* SUPPLIED ENTRIES *

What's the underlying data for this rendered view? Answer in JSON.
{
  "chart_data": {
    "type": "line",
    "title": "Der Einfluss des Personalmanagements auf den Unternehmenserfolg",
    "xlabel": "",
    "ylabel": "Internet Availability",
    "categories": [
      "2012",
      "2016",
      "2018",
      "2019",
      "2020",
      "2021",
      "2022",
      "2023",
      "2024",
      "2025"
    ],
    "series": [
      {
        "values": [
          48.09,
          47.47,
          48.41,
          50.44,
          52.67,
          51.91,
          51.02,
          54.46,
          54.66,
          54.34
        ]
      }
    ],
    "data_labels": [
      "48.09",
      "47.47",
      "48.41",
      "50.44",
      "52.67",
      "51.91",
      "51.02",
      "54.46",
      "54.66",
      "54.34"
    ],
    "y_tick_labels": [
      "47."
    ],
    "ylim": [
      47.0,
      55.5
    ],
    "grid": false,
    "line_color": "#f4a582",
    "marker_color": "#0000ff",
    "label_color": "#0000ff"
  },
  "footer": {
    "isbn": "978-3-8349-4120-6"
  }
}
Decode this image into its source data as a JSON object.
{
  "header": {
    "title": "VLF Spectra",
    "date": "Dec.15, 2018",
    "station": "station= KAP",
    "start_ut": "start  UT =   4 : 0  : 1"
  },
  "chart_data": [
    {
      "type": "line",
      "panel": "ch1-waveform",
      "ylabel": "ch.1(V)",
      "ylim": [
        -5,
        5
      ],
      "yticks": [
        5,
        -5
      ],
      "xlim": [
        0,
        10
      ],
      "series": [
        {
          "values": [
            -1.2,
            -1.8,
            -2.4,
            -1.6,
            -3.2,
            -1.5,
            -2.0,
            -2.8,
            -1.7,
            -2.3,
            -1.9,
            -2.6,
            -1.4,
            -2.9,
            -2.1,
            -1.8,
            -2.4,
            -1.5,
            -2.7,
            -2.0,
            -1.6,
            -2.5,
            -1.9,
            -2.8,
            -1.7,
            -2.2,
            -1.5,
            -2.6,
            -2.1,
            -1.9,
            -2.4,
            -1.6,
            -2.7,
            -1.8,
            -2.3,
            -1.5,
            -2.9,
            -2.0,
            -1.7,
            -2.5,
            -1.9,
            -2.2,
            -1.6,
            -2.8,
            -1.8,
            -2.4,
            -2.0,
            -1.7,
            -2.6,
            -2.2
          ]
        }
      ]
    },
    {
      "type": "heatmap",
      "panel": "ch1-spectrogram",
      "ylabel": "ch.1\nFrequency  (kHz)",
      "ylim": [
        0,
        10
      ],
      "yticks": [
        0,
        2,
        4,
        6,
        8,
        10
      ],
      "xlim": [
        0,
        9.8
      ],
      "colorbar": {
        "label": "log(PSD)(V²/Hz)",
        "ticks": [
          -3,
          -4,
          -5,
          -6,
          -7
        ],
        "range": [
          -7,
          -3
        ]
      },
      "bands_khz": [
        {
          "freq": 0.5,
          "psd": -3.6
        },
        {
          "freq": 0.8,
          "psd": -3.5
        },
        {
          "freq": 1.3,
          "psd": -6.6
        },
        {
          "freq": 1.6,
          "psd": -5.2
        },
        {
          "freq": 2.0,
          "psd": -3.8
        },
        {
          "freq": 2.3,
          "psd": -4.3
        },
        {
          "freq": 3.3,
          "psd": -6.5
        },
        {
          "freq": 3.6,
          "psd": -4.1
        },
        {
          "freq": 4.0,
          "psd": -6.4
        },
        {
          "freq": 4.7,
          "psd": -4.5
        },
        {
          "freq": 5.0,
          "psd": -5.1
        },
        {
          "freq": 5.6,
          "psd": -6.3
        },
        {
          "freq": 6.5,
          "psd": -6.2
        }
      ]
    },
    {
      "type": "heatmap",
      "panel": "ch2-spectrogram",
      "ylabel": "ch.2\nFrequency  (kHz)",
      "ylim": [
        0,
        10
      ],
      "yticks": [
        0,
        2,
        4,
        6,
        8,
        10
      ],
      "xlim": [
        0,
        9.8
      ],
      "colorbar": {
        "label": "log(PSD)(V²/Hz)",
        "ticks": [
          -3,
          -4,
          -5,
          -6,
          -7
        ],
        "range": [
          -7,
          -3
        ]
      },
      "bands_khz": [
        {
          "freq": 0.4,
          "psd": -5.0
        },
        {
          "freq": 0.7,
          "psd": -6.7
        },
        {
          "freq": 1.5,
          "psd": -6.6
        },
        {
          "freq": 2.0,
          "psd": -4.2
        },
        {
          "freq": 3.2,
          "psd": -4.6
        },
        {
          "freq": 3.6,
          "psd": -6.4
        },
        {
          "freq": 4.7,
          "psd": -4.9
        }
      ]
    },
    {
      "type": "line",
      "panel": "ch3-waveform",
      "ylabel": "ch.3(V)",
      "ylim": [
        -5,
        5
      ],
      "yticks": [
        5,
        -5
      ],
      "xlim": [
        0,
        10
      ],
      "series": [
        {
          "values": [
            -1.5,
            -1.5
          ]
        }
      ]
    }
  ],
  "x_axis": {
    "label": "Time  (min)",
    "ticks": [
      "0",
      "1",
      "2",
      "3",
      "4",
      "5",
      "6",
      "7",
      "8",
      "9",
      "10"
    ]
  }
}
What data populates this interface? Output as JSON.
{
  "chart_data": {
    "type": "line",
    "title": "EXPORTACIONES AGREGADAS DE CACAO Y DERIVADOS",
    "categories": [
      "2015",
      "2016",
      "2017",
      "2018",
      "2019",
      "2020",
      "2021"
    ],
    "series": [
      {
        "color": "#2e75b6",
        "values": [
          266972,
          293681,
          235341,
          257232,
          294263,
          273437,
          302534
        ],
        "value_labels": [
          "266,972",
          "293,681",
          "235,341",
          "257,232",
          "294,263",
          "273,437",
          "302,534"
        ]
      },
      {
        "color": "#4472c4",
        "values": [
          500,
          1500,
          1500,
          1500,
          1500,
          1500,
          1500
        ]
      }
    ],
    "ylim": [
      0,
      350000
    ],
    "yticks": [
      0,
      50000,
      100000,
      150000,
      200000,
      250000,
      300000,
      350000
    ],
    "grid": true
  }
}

* AIM OF THE TASK *
Emit the full listing verbatim.

* RESPONSE FOR THIS EXERCISE *
What's the underlying data for this rendered view? Answer in JSON.
{
  "chart_data": {
    "type": "line",
    "title": "Der Einfluss des Personalmanagements auf den Unternehmenserfolg",
    "xlabel": "",
    "ylabel": "Internet Availability",
    "categories": [
      "2012",
      "2016",
      "2018",
      "2019",
      "2020",
      "2021",
      "2022",
      "2023",
      "2024",
      "2025"
    ],
    "series": [
      {
        "values": [
          48.09,
          47.47,
          48.41,
          50.44,
          52.67,
          51.91,
          51.02,
          54.46,
          54.66,
          54.34
        ]
      }
    ],
    "data_labels": [
      "48.09",
      "47.47",
      "48.41",
      "50.44",
      "52.67",
      "51.91",
      "51.02",
      "54.46",
      "54.66",
      "54.34"
    ],
    "y_tick_labels": [
      "47."
    ],
    "ylim": [
      47.0,
      55.5
    ],
    "grid": false,
    "line_color": "#f4a582",
    "marker_color": "#0000ff",
    "label_color": "#0000ff"
  },
  "footer": {
    "isbn": "978-3-8349-4120-6"
  }
}
Decode this image into its source data as a JSON object.
{
  "header": {
    "title": "VLF Spectra",
    "date": "Dec.15, 2018",
    "station": "station= KAP",
    "start_ut": "start  UT =   4 : 0  : 1"
  },
  "chart_data": [
    {
      "type": "line",
      "panel": "ch1-waveform",
      "ylabel": "ch.1(V)",
      "ylim": [
        -5,
        5
      ],
      "yticks": [
        5,
        -5
      ],
      "xlim": [
        0,
        10
      ],
      "series": [
        {
          "values": [
            -1.2,
            -1.8,
            -2.4,
            -1.6,
            -3.2,
            -1.5,
            -2.0,
            -2.8,
            -1.7,
            -2.3,
            -1.9,
            -2.6,
            -1.4,
            -2.9,
            -2.1,
            -1.8,
            -2.4,
            -1.5,
            -2.7,
            -2.0,
            -1.6,
            -2.5,
            -1.9,
            -2.8,
            -1.7,
            -2.2,
            -1.5,
            -2.6,
            -2.1,
            -1.9,
            -2.4,
            -1.6,
            -2.7,
            -1.8,
            -2.3,
            -1.5,
            -2.9,
            -2.0,
            -1.7,
            -2.5,
            -1.9,
            -2.2,
            -1.6,
            -2.8,
            -1.8,
            -2.4,
            -2.0,
            -1.7,
            -2.6,
            -2.2
          ]
        }
      ]
    },
    {
      "type": "heatmap",
      "panel": "ch1-spectrogram",
      "ylabel": "ch.1\nFrequency  (kHz)",
      "ylim": [
        0,
        10
      ],
      "yticks": [
        0,
        2,
        4,
        6,
        8,
        10
      ],
      "xlim": [
        0,
        9.8
      ],
      "colorbar": {
        "label": "log(PSD)(V²/Hz)",
        "ticks": [
          -3,
          -4,
          -5,
          -6,
          -7
        ],
        "range": [
          -7,
          -3
        ]
      },
      "bands_khz": [
        {
          "freq": 0.5,
          "psd": -3.6
        },
        {
          "freq": 0.8,
          "psd": -3.5
        },
        {
          "freq": 1.3,
          "psd": -6.6
        },
        {
          "freq": 1.6,
          "psd": -5.2
        },
        {
          "freq": 2.0,
          "psd": -3.8
        },
        {
          "freq": 2.3,
          "psd": -4.3
        },
        {
          "freq": 3.3,
          "psd": -6.5
        },
        {
          "freq": 3.6,
          "psd": -4.1
        },
        {
          "freq": 4.0,
          "psd": -6.4
        },
        {
          "freq": 4.7,
          "psd": -4.5
        },
        {
          "freq": 5.0,
          "psd": -5.1
        },
        {
          "freq": 5.6,
          "psd": -6.3
        },
        {
          "freq": 6.5,
          "psd": -6.2
        }
      ]
    },
    {
      "type": "heatmap",
      "panel": "ch2-spectrogram",
      "ylabel": "ch.2\nFrequency  (kHz)",
      "ylim": [
        0,
        10
      ],
      "yticks": [
        0,
        2,
        4,
        6,
        8,
        10
      ],
      "xlim": [
        0,
        9.8
      ],
      "colorbar": {
        "label": "log(PSD)(V²/Hz)",
        "ticks": [
          -3,
          -4,
          -5,
          -6,
          -7
        ],
        "range": [
          -7,
          -3
        ]
      },
      "bands_khz": [
        {
          "freq": 0.4,
          "psd": -5.0
        },
        {
          "freq": 0.7,
          "psd": -6.7
        },
        {
          "freq": 1.5,
          "psd": -6.6
        },
        {
          "freq": 2.0,
          "psd": -4.2
        },
        {
          "freq": 3.2,
          "psd": -4.6
        },
        {
          "freq": 3.6,
          "psd": -6.4
        },
        {
          "freq": 4.7,
          "psd": -4.9
        }
      ]
    },
    {
      "type": "line",
      "panel": "ch3-waveform",
      "ylabel": "ch.3(V)",
      "ylim": [
        -5,
        5
      ],
      "yticks": [
        5,
        -5
      ],
      "xlim": [
        0,
        10
      ],
      "series": [
        {
          "values": [
            -1.5,
            -1.5
          ]
        }
      ]
    }
  ],
  "x_axis": {
    "label": "Time  (min)",
    "ticks": [
      "0",
      "1",
      "2",
      "3",
      "4",
      "5",
      "6",
      "7",
      "8",
      "9",
      "10"
    ]
  }
}
What data populates this interface? Output as JSON.
{
  "chart_data": {
    "type": "line",
    "title": "EXPORTACIONES AGREGADAS DE CACAO Y DERIVADOS",
    "categories": [
      "2015",
      "2016",
      "2017",
      "2018",
      "2019",
      "2020",
      "2021"
    ],
    "series": [
      {
        "color": "#2e75b6",
        "values": [
          266972,
          293681,
          235341,
          257232,
          294263,
          273437,
          302534
        ],
        "value_labels": [
          "266,972",
          "293,681",
          "235,341",
          "257,232",
          "294,263",
          "273,437",
          "302,534"
        ]
      },
      {
        "color": "#4472c4",
        "values": [
          500,
          1500,
          1500,
          1500,
          1500,
          1500,
          1500
        ]
      }
    ],
    "ylim": [
      0,
      350000
    ],
    "yticks": [
      0,
      50000,
      100000,
      150000,
      200000,
      250000,
      300000,
      350000
    ],
    "grid": true
  }
}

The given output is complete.